=== Data rows ===

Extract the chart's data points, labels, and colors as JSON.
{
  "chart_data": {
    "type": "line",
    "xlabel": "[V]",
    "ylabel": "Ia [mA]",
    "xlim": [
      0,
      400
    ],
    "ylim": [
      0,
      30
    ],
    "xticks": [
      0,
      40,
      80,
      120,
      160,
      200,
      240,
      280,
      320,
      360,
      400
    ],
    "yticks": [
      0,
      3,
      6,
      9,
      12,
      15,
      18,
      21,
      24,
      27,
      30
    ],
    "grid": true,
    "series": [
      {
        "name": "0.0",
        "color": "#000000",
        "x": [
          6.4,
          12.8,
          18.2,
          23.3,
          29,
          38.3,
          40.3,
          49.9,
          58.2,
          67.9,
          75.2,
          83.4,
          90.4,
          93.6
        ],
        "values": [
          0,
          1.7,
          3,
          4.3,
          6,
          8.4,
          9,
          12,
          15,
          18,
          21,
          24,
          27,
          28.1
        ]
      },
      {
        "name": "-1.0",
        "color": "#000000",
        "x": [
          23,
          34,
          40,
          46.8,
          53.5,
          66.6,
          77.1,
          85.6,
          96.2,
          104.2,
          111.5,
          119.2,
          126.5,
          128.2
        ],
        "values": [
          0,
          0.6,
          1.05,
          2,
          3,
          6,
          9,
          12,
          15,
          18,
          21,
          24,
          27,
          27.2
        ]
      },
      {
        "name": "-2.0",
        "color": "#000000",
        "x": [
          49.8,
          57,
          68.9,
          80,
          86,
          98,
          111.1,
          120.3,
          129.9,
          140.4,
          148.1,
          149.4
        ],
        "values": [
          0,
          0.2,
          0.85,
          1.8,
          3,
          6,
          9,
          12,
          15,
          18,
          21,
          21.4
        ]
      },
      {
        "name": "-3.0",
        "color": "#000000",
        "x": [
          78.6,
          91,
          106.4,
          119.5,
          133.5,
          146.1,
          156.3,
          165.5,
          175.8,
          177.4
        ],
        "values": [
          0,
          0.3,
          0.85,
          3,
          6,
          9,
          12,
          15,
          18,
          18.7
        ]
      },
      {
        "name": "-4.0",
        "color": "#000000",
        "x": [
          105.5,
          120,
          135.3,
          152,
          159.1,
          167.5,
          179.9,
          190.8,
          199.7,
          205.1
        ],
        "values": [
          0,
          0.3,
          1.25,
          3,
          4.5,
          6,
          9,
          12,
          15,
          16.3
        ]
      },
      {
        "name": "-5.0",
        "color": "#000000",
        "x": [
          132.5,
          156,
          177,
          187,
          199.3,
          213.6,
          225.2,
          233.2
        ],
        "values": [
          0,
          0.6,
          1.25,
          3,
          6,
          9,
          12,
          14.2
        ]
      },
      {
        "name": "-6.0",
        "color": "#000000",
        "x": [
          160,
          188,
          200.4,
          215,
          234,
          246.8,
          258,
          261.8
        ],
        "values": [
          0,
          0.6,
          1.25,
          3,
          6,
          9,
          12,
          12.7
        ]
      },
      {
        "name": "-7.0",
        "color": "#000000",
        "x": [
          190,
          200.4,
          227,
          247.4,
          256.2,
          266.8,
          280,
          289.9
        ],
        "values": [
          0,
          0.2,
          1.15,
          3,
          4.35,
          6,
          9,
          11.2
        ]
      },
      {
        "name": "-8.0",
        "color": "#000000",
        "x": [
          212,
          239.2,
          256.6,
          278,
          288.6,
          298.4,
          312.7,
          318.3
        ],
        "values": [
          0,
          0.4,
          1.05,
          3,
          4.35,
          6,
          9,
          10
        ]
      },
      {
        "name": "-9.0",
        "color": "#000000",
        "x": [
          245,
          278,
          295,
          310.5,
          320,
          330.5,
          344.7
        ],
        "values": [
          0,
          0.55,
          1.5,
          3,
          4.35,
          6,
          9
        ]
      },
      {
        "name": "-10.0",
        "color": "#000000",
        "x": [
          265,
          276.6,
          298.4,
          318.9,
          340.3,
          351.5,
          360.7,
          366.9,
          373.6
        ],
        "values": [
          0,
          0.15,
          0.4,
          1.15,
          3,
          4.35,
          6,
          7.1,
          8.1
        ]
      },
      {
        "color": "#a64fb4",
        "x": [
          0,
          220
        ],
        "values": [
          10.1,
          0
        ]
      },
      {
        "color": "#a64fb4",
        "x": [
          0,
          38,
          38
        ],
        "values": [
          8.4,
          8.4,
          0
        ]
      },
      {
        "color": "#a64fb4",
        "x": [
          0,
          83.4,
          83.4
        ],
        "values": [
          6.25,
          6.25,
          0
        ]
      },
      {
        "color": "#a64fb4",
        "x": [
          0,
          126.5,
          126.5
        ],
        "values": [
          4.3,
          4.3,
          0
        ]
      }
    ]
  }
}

===

The task>
Exactly as shown, repeat every record.

Response to the task>
Extract the chart's data points, labels, and colors as JSON.
{
  "chart_data": {
    "type": "line",
    "xlabel": "[V]",
    "ylabel": "Ia [mA]",
    "xlim": [
      0,
      400
    ],
    "ylim": [
      0,
      30
    ],
    "xticks": [
      0,
      40,
      80,
      120,
      160,
      200,
      240,
      280,
      320,
      360,
      400
    ],
    "yticks": [
      0,
      3,
      6,
      9,
      12,
      15,
      18,
      21,
      24,
      27,
      30
    ],
    "grid": true,
    "series": [
      {
        "name": "0.0",
        "color": "#000000",
        "x": [
          6.4,
          12.8,
          18.2,
          23.3,
          29,
          38.3,
          40.3,
          49.9,
          58.2,
          67.9,
          75.2,
          83.4,
          90.4,
          93.6
        ],
        "values": [
          0,
          1.7,
          3,
          4.3,
          6,
          8.4,
          9,
          12,
          15,
          18,
          21,
          24,
          27,
          28.1
        ]
      },
      {
        "name": "-1.0",
        "color": "#000000",
        "x": [
          23,
          34,
          40,
          46.8,
          53.5,
          66.6,
          77.1,
          85.6,
          96.2,
          104.2,
          111.5,
          119.2,
          126.5,
          128.2
        ],
        "values": [
          0,
          0.6,
          1.05,
          2,
          3,
          6,
          9,
          12,
          15,
          18,
          21,
          24,
          27,
          27.2
        ]
      },
      {
        "name": "-2.0",
        "color": "#000000",
        "x": [
          49.8,
          57,
          68.9,
          80,
          86,
          98,
          111.1,
          120.3,
          129.9,
          140.4,
          148.1,
          149.4
        ],
        "values": [
          0,
          0.2,
          0.85,
          1.8,
          3,
          6,
          9,
          12,
          15,
          18,
          21,
          21.4
        ]
      },
      {
        "name": "-3.0",
        "color": "#000000",
        "x": [
          78.6,
          91,
          106.4,
          119.5,
          133.5,
          146.1,
          156.3,
          165.5,
          175.8,
          177.4
        ],
        "values": [
          0,
          0.3,
          0.85,
          3,
          6,
          9,
          12,
          15,
          18,
          18.7
        ]
      },
      {
        "name": "-4.0",
        "color": "#000000",
        "x": [
          105.5,
          120,
          135.3,
          152,
          159.1,
          167.5,
          179.9,
          190.8,
          199.7,
          205.1
        ],
        "values": [
          0,
          0.3,
          1.25,
          3,
          4.5,
          6,
          9,
          12,
          15,
          16.3
        ]
      },
      {
        "name": "-5.0",
        "color": "#000000",
        "x": [
          132.5,
          156,
          177,
          187,
          199.3,
          213.6,
          225.2,
          233.2
        ],
        "values": [
          0,
          0.6,
          1.25,
          3,
          6,
          9,
          12,
          14.2
        ]
      },
      {
        "name": "-6.0",
        "color": "#000000",
        "x": [
          160,
          188,
          200.4,
          215,
          234,
          246.8,
          258,
          261.8
        ],
        "values": [
          0,
          0.6,
          1.25,
          3,
          6,
          9,
          12,
          12.7
        ]
      },
      {
        "name": "-7.0",
        "color": "#000000",
        "x": [
          190,
          200.4,
          227,
          247.4,
          256.2,
          266.8,
          280,
          289.9
        ],
        "values": [
          0,
          0.2,
          1.15,
          3,
          4.35,
          6,
          9,
          11.2
        ]
      },
      {
        "name": "-8.0",
        "color": "#000000",
        "x": [
          212,
          239.2,
          256.6,
          278,
          288.6,
          298.4,
          312.7,
          318.3
        ],
        "values": [
          0,
          0.4,
          1.05,
          3,
          4.35,
          6,
          9,
          10
        ]
      },
      {
        "name": "-9.0",
        "color": "#000000",
        "x": [
          245,
          278,
          295,
          310.5,
          320,
          330.5,
          344.7
        ],
        "values": [
          0,
          0.55,
          1.5,
          3,
          4.35,
          6,
          9
        ]
      },
      {
        "name": "-10.0",
        "color": "#000000",
        "x": [
          265,
          276.6,
          298.4,
          318.9,
          340.3,
          351.5,
          360.7,
          366.9,
          373.6
        ],
        "values": [
          0,
          0.15,
          0.4,
          1.15,
          3,
          4.35,
          6,
          7.1,
          8.1
        ]
      },
      {
        "color": "#a64fb4",
        "x": [
          0,
          220
        ],
        "values": [
          10.1,
          0
        ]
      },
      {
        "color": "#a64fb4",
        "x": [
          0,
          38,
          38
        ],
        "values": [
          8.4,
          8.4,
          0
        ]
      },
      {
        "color": "#a64fb4",
        "x": [
          0,
          83.4,
          83.4
        ],
        "values": [
          6.25,
          6.25,
          0
        ]
      },
      {
        "color": "#a64fb4",
        "x": [
          0,
          126.5,
          126.5
        ],
        "values": [
          4.3,
          4.3,
          0
        ]
      }
    ]
  }
}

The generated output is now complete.